Start Input data
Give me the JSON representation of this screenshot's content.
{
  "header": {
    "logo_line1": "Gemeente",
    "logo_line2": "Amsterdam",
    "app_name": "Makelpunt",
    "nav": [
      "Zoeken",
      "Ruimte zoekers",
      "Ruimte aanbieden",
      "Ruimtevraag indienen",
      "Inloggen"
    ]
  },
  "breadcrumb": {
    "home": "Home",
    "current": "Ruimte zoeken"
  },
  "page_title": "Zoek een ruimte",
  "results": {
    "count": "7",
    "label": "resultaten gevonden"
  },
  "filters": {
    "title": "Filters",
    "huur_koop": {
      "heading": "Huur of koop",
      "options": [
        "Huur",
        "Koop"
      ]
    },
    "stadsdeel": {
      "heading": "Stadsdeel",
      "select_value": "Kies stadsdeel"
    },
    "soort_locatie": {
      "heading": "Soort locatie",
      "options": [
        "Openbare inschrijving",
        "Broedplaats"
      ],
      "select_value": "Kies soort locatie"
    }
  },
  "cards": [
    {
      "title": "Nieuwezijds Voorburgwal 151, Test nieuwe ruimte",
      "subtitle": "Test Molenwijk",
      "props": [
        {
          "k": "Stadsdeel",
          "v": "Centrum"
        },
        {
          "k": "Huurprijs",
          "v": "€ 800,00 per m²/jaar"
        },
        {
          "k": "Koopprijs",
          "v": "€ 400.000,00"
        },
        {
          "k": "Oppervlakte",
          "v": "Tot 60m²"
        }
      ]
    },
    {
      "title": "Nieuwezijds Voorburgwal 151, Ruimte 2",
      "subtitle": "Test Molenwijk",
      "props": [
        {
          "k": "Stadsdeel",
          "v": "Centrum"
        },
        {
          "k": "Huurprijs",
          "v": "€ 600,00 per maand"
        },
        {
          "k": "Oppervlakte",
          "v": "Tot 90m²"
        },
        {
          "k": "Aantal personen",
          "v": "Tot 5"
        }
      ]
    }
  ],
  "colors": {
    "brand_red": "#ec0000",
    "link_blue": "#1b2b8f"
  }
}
End Input data
__Exercise requirements__
List every line in the records above that contains the word "heading".

__Written answer__
      "heading": "Huur of koop",
      "heading": "Stadsdeel",
      "heading": "Soort locatie",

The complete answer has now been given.